Recorded data:
* * *

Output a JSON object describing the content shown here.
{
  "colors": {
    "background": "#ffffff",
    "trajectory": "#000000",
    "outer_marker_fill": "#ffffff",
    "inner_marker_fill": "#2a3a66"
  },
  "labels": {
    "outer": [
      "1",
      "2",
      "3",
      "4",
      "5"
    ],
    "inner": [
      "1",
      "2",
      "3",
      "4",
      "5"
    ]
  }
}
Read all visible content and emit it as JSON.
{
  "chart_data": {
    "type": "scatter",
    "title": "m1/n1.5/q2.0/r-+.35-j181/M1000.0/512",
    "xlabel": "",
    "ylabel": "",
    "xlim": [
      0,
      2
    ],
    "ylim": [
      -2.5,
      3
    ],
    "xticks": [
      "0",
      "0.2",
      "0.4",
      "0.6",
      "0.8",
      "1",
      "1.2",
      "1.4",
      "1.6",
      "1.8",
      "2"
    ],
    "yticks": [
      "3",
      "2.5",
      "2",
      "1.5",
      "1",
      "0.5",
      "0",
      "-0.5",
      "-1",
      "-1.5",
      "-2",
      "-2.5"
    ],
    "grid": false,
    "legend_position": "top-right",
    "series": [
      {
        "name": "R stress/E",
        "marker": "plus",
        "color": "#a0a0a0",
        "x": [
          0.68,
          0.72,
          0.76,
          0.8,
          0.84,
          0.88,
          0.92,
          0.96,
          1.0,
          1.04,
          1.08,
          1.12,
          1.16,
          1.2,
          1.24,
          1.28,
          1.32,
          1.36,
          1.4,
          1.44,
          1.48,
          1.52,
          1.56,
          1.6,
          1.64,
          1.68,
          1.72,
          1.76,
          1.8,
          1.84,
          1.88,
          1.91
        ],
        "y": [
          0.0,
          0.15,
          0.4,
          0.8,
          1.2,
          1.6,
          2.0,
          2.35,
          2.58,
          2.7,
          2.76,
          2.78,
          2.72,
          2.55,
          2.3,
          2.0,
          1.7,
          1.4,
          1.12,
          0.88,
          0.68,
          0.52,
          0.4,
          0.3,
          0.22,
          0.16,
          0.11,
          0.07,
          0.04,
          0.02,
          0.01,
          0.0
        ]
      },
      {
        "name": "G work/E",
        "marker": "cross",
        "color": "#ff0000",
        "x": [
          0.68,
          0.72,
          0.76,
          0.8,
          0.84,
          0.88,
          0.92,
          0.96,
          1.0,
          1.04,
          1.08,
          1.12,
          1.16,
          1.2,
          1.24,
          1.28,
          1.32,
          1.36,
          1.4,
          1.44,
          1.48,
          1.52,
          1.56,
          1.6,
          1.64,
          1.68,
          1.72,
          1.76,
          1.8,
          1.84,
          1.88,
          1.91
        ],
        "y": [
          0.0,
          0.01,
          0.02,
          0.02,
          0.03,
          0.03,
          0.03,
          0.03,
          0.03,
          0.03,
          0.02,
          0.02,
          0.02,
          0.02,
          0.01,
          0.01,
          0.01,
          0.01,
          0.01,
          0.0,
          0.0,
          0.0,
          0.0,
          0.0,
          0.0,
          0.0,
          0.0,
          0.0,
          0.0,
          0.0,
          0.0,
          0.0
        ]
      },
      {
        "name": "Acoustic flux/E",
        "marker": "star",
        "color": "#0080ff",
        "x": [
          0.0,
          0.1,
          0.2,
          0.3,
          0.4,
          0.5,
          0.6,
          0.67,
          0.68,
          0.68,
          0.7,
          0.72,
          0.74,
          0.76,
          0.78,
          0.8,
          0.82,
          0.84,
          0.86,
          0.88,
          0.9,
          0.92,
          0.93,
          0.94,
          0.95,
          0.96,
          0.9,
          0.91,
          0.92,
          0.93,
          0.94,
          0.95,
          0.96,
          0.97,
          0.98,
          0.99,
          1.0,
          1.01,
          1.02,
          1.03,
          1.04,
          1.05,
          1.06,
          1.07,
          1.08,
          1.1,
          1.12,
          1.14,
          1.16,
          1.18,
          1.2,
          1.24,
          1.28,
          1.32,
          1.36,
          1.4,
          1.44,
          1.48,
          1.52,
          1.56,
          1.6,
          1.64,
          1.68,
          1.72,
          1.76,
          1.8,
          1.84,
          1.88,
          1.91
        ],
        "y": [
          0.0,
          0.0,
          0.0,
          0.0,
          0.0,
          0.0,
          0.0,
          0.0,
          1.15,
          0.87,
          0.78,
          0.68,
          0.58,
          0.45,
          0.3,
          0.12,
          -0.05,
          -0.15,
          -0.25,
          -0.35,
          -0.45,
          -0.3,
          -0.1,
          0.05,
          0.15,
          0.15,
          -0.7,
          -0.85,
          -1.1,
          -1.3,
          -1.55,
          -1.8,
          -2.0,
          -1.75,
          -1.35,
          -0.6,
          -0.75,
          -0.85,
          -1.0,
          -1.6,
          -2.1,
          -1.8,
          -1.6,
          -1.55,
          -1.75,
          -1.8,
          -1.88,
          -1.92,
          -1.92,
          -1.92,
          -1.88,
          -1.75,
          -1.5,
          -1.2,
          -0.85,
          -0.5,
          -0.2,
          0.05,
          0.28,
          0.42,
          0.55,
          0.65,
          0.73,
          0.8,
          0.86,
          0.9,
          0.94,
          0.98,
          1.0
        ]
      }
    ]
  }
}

* * *

Write the entire listing out again, word for word.

Output a JSON object describing the content shown here.
{
  "colors": {
    "background": "#ffffff",
    "trajectory": "#000000",
    "outer_marker_fill": "#ffffff",
    "inner_marker_fill": "#2a3a66"
  },
  "labels": {
    "outer": [
      "1",
      "2",
      "3",
      "4",
      "5"
    ],
    "inner": [
      "1",
      "2",
      "3",
      "4",
      "5"
    ]
  }
}
Read all visible content and emit it as JSON.
{
  "chart_data": {
    "type": "scatter",
    "title": "m1/n1.5/q2.0/r-+.35-j181/M1000.0/512",
    "xlabel": "",
    "ylabel": "",
    "xlim": [
      0,
      2
    ],
    "ylim": [
      -2.5,
      3
    ],
    "xticks": [
      "0",
      "0.2",
      "0.4",
      "0.6",
      "0.8",
      "1",
      "1.2",
      "1.4",
      "1.6",
      "1.8",
      "2"
    ],
    "yticks": [
      "3",
      "2.5",
      "2",
      "1.5",
      "1",
      "0.5",
      "0",
      "-0.5",
      "-1",
      "-1.5",
      "-2",
      "-2.5"
    ],
    "grid": false,
    "legend_position": "top-right",
    "series": [
      {
        "name": "R stress/E",
        "marker": "plus",
        "color": "#a0a0a0",
        "x": [
          0.68,
          0.72,
          0.76,
          0.8,
          0.84,
          0.88,
          0.92,
          0.96,
          1.0,
          1.04,
          1.08,
          1.12,
          1.16,
          1.2,
          1.24,
          1.28,
          1.32,
          1.36,
          1.4,
          1.44,
          1.48,
          1.52,
          1.56,
          1.6,
          1.64,
          1.68,
          1.72,
          1.76,
          1.8,
          1.84,
          1.88,
          1.91
        ],
        "y": [
          0.0,
          0.15,
          0.4,
          0.8,
          1.2,
          1.6,
          2.0,
          2.35,
          2.58,
          2.7,
          2.76,
          2.78,
          2.72,
          2.55,
          2.3,
          2.0,
          1.7,
          1.4,
          1.12,
          0.88,
          0.68,
          0.52,
          0.4,
          0.3,
          0.22,
          0.16,
          0.11,
          0.07,
          0.04,
          0.02,
          0.01,
          0.0
        ]
      },
      {
        "name": "G work/E",
        "marker": "cross",
        "color": "#ff0000",
        "x": [
          0.68,
          0.72,
          0.76,
          0.8,
          0.84,
          0.88,
          0.92,
          0.96,
          1.0,
          1.04,
          1.08,
          1.12,
          1.16,
          1.2,
          1.24,
          1.28,
          1.32,
          1.36,
          1.4,
          1.44,
          1.48,
          1.52,
          1.56,
          1.6,
          1.64,
          1.68,
          1.72,
          1.76,
          1.8,
          1.84,
          1.88,
          1.91
        ],
        "y": [
          0.0,
          0.01,
          0.02,
          0.02,
          0.03,
          0.03,
          0.03,
          0.03,
          0.03,
          0.03,
          0.02,
          0.02,
          0.02,
          0.02,
          0.01,
          0.01,
          0.01,
          0.01,
          0.01,
          0.0,
          0.0,
          0.0,
          0.0,
          0.0,
          0.0,
          0.0,
          0.0,
          0.0,
          0.0,
          0.0,
          0.0,
          0.0
        ]
      },
      {
        "name": "Acoustic flux/E",
        "marker": "star",
        "color": "#0080ff",
        "x": [
          0.0,
          0.1,
          0.2,
          0.3,
          0.4,
          0.5,
          0.6,
          0.67,
          0.68,
          0.68,
          0.7,
          0.72,
          0.74,
          0.76,
          0.78,
          0.8,
          0.82,
          0.84,
          0.86,
          0.88,
          0.9,
          0.92,
          0.93,
          0.94,
          0.95,
          0.96,
          0.9,
          0.91,
          0.92,
          0.93,
          0.94,
          0.95,
          0.96,
          0.97,
          0.98,
          0.99,
          1.0,
          1.01,
          1.02,
          1.03,
          1.04,
          1.05,
          1.06,
          1.07,
          1.08,
          1.1,
          1.12,
          1.14,
          1.16,
          1.18,
          1.2,
          1.24,
          1.28,
          1.32,
          1.36,
          1.4,
          1.44,
          1.48,
          1.52,
          1.56,
          1.6,
          1.64,
          1.68,
          1.72,
          1.76,
          1.8,
          1.84,
          1.88,
          1.91
        ],
        "y": [
          0.0,
          0.0,
          0.0,
          0.0,
          0.0,
          0.0,
          0.0,
          0.0,
          1.15,
          0.87,
          0.78,
          0.68,
          0.58,
          0.45,
          0.3,
          0.12,
          -0.05,
          -0.15,
          -0.25,
          -0.35,
          -0.45,
          -0.3,
          -0.1,
          0.05,
          0.15,
          0.15,
          -0.7,
          -0.85,
          -1.1,
          -1.3,
          -1.55,
          -1.8,
          -2.0,
          -1.75,
          -1.35,
          -0.6,
          -0.75,
          -0.85,
          -1.0,
          -1.6,
          -2.1,
          -1.8,
          -1.6,
          -1.55,
          -1.75,
          -1.8,
          -1.88,
          -1.92,
          -1.92,
          -1.92,
          -1.88,
          -1.75,
          -1.5,
          -1.2,
          -0.85,
          -0.5,
          -0.2,
          0.05,
          0.28,
          0.42,
          0.55,
          0.65,
          0.73,
          0.8,
          0.86,
          0.9,
          0.94,
          0.98,
          1.0
        ]
      }
    ]
  }
}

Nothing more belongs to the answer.